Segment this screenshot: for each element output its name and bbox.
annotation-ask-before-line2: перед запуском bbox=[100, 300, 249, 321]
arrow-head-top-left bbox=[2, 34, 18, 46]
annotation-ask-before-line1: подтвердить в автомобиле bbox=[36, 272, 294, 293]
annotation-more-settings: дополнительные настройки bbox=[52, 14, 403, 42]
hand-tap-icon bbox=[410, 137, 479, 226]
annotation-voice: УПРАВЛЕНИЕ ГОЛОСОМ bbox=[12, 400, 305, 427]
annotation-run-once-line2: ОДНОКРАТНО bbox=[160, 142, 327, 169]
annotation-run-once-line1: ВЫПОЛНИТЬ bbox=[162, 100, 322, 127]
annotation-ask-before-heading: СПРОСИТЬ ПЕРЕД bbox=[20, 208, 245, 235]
---*---
- _Problem to solve_
Reproduce the records from their first line through the line containing "annotation-run-once-line2: ОДНОКРАТНО bbox=[160, 142, 327, 169]", including both of those lines.

- _Response_
Segment this screenshot: for each element output its name and bbox.
annotation-ask-before-line2: перед запуском bbox=[100, 300, 249, 321]
arrow-head-top-left bbox=[2, 34, 18, 46]
annotation-ask-before-line1: подтвердить в автомобиле bbox=[36, 272, 294, 293]
annotation-more-settings: дополнительные настройки bbox=[52, 14, 403, 42]
hand-tap-icon bbox=[410, 137, 479, 226]
annotation-voice: УПРАВЛЕНИЕ ГОЛОСОМ bbox=[12, 400, 305, 427]
annotation-run-once-line2: ОДНОКРАТНО bbox=[160, 142, 327, 169]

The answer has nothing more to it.